** BEGIN **
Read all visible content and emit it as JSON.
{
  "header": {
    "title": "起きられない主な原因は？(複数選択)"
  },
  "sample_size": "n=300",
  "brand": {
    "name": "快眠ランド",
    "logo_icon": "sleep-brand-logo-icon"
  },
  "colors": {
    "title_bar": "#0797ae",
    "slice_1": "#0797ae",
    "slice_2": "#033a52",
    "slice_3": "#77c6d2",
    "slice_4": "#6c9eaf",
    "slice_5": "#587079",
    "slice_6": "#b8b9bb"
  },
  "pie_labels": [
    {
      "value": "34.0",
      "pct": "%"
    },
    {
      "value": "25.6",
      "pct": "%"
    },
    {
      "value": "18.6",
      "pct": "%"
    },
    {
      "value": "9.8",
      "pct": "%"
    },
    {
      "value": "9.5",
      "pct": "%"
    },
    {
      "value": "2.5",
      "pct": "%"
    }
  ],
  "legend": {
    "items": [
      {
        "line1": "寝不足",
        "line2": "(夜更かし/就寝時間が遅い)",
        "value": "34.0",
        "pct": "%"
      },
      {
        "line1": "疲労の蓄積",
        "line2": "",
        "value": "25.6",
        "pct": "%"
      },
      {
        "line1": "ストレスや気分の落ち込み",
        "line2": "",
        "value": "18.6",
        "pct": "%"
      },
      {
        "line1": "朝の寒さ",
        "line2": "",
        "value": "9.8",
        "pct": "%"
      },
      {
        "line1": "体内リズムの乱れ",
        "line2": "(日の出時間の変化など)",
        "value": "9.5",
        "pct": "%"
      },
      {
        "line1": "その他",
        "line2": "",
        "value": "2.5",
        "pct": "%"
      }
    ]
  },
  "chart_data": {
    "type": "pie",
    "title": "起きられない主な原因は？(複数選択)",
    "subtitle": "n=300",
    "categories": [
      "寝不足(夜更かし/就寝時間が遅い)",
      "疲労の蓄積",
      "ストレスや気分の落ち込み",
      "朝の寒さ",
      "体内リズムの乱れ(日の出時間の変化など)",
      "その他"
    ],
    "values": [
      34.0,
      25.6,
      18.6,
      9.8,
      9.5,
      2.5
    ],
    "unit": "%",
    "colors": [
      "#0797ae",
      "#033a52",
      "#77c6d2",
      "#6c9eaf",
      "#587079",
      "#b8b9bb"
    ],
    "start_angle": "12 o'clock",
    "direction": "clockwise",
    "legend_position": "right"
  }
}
** END **
### Task statement:
Go through the records and pull out each line that includes the word "夜更かし".

### Answer for this exercise:
        "line2": "(夜更かし/就寝時間が遅い)",
      "寝不足(夜更かし/就寝時間が遅い)",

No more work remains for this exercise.